# What you are asked to do:
Write out the material exactly, with the pictures left out.
─── The records
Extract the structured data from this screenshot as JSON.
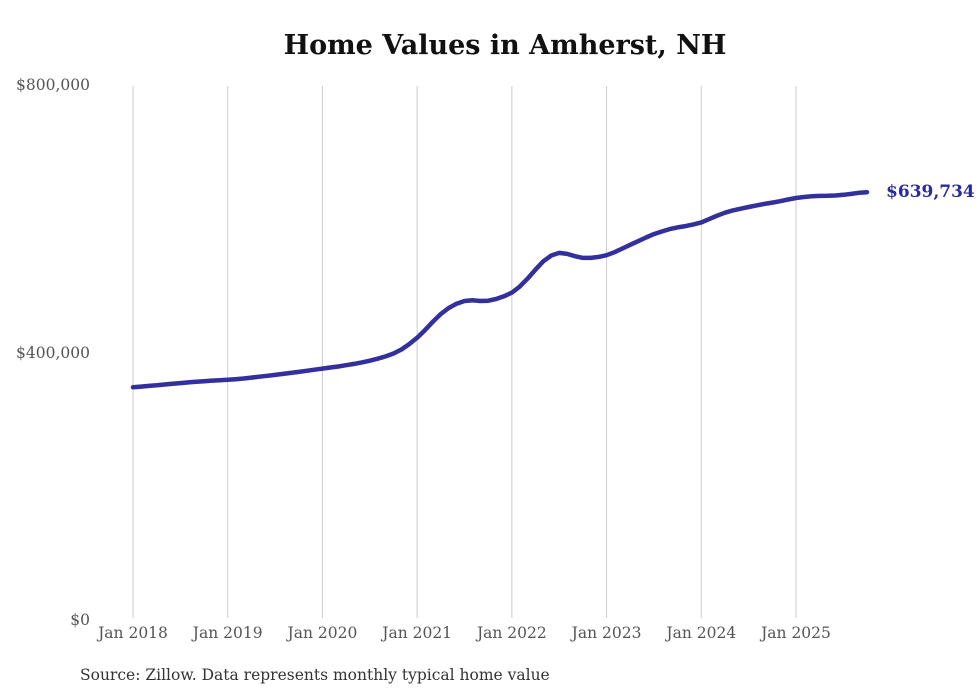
{
  "chart_data": {
    "type": "line",
    "title": "Home Values in Amherst, NH",
    "series_name": "Monthly typical home value",
    "source": "Source: Zillow. Data represents monthly typical home value",
    "final_value": 639734,
    "final_value_label": "$639,734",
    "line_color": "#33309e",
    "final_label_color": "#2b2a9c",
    "gridline_color": "#cccccc",
    "axis_text_color": "#555555",
    "ylim": [
      0,
      800000
    ],
    "grid": "vertical-only",
    "legend": "none",
    "y_ticks": [
      {
        "value": 0,
        "label": "$0"
      },
      {
        "value": 400000,
        "label": "$400,000"
      },
      {
        "value": 800000,
        "label": "$800,000"
      }
    ],
    "x_tick_labels": [
      "Jan 2018",
      "Jan 2019",
      "Jan 2020",
      "Jan 2021",
      "Jan 2022",
      "Jan 2023",
      "Jan 2024",
      "Jan 2025"
    ],
    "x": [
      "2018-01",
      "2018-02",
      "2018-03",
      "2018-04",
      "2018-05",
      "2018-06",
      "2018-07",
      "2018-08",
      "2018-09",
      "2018-10",
      "2018-11",
      "2018-12",
      "2019-01",
      "2019-02",
      "2019-03",
      "2019-04",
      "2019-05",
      "2019-06",
      "2019-07",
      "2019-08",
      "2019-09",
      "2019-10",
      "2019-11",
      "2019-12",
      "2020-01",
      "2020-02",
      "2020-03",
      "2020-04",
      "2020-05",
      "2020-06",
      "2020-07",
      "2020-08",
      "2020-09",
      "2020-10",
      "2020-11",
      "2020-12",
      "2021-01",
      "2021-02",
      "2021-03",
      "2021-04",
      "2021-05",
      "2021-06",
      "2021-07",
      "2021-08",
      "2021-09",
      "2021-10",
      "2021-11",
      "2021-12",
      "2022-01",
      "2022-02",
      "2022-03",
      "2022-04",
      "2022-05",
      "2022-06",
      "2022-07",
      "2022-08",
      "2022-09",
      "2022-10",
      "2022-11",
      "2022-12",
      "2023-01",
      "2023-02",
      "2023-03",
      "2023-04",
      "2023-05",
      "2023-06",
      "2023-07",
      "2023-08",
      "2023-09",
      "2023-10",
      "2023-11",
      "2023-12",
      "2024-01",
      "2024-02",
      "2024-03",
      "2024-04",
      "2024-05",
      "2024-06",
      "2024-07",
      "2024-08",
      "2024-09",
      "2024-10",
      "2024-11",
      "2024-12",
      "2025-01",
      "2025-02",
      "2025-03",
      "2025-04",
      "2025-05",
      "2025-06",
      "2025-07",
      "2025-08",
      "2025-09",
      "2025-10"
    ],
    "values": [
      348000,
      349000,
      350000,
      351000,
      352200,
      353300,
      354300,
      355300,
      356200,
      357100,
      358000,
      358600,
      359200,
      360100,
      361100,
      362400,
      363800,
      365100,
      366500,
      368000,
      369500,
      371000,
      372600,
      374300,
      376000,
      377500,
      379100,
      381000,
      383000,
      385200,
      387700,
      390700,
      394200,
      398500,
      404500,
      412500,
      422000,
      433500,
      446000,
      457500,
      466500,
      473000,
      477000,
      478000,
      477000,
      477500,
      480000,
      484000,
      489500,
      498500,
      510500,
      524000,
      536500,
      545000,
      549000,
      547500,
      544000,
      541500,
      541500,
      543000,
      545500,
      550000,
      555500,
      561000,
      566500,
      572000,
      577000,
      581000,
      584500,
      587000,
      589000,
      591500,
      594500,
      599500,
      604500,
      609000,
      612500,
      615000,
      617500,
      620000,
      622200,
      624200,
      626200,
      628800,
      631000,
      632500,
      633500,
      634200,
      634300,
      634800,
      635800,
      637200,
      638800,
      639734
    ]
  }
}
──────
# Task response:
Extract the structured data from this screenshot as JSON.
{
  "chart_data": {
    "type": "line",
    "title": "Home Values in Amherst, NH",
    "series_name": "Monthly typical home value",
    "source": "Source: Zillow. Data represents monthly typical home value",
    "final_value": 639734,
    "final_value_label": "$639,734",
    "line_color": "#33309e",
    "final_label_color": "#2b2a9c",
    "gridline_color": "#cccccc",
    "axis_text_color": "#555555",
    "ylim": [
      0,
      800000
    ],
    "grid": "vertical-only",
    "legend": "none",
    "y_ticks": [
      {
        "value": 0,
        "label": "$0"
      },
      {
        "value": 400000,
        "label": "$400,000"
      },
      {
        "value": 800000,
        "label": "$800,000"
      }
    ],
    "x_tick_labels": [
      "Jan 2018",
      "Jan 2019",
      "Jan 2020",
      "Jan 2021",
      "Jan 2022",
      "Jan 2023",
      "Jan 2024",
      "Jan 2025"
    ],
    "x": [
      "2018-01",
      "2018-02",
      "2018-03",
      "2018-04",
      "2018-05",
      "2018-06",
      "2018-07",
      "2018-08",
      "2018-09",
      "2018-10",
      "2018-11",
      "2018-12",
      "2019-01",
      "2019-02",
      "2019-03",
      "2019-04",
      "2019-05",
      "2019-06",
      "2019-07",
      "2019-08",
      "2019-09",
      "2019-10",
      "2019-11",
      "2019-12",
      "2020-01",
      "2020-02",
      "2020-03",
      "2020-04",
      "2020-05",
      "2020-06",
      "2020-07",
      "2020-08",
      "2020-09",
      "2020-10",
      "2020-11",
      "2020-12",
      "2021-01",
      "2021-02",
      "2021-03",
      "2021-04",
      "2021-05",
      "2021-06",
      "2021-07",
      "2021-08",
      "2021-09",
      "2021-10",
      "2021-11",
      "2021-12",
      "2022-01",
      "2022-02",
      "2022-03",
      "2022-04",
      "2022-05",
      "2022-06",
      "2022-07",
      "2022-08",
      "2022-09",
      "2022-10",
      "2022-11",
      "2022-12",
      "2023-01",
      "2023-02",
      "2023-03",
      "2023-04",
      "2023-05",
      "2023-06",
      "2023-07",
      "2023-08",
      "2023-09",
      "2023-10",
      "2023-11",
      "2023-12",
      "2024-01",
      "2024-02",
      "2024-03",
      "2024-04",
      "2024-05",
      "2024-06",
      "2024-07",
      "2024-08",
      "2024-09",
      "2024-10",
      "2024-11",
      "2024-12",
      "2025-01",
      "2025-02",
      "2025-03",
      "2025-04",
      "2025-05",
      "2025-06",
      "2025-07",
      "2025-08",
      "2025-09",
      "2025-10"
    ],
    "values": [
      348000,
      349000,
      350000,
      351000,
      352200,
      353300,
      354300,
      355300,
      356200,
      357100,
      358000,
      358600,
      359200,
      360100,
      361100,
      362400,
      363800,
      365100,
      366500,
      368000,
      369500,
      371000,
      372600,
      374300,
      376000,
      377500,
      379100,
      381000,
      383000,
      385200,
      387700,
      390700,
      394200,
      398500,
      404500,
      412500,
      422000,
      433500,
      446000,
      457500,
      466500,
      473000,
      477000,
      478000,
      477000,
      477500,
      480000,
      484000,
      489500,
      498500,
      510500,
      524000,
      536500,
      545000,
      549000,
      547500,
      544000,
      541500,
      541500,
      543000,
      545500,
      550000,
      555500,
      561000,
      566500,
      572000,
      577000,
      581000,
      584500,
      587000,
      589000,
      591500,
      594500,
      599500,
      604500,
      609000,
      612500,
      615000,
      617500,
      620000,
      622200,
      624200,
      626200,
      628800,
      631000,
      632500,
      633500,
      634200,
      634300,
      634800,
      635800,
      637200,
      638800,
      639734
    ]
  }
}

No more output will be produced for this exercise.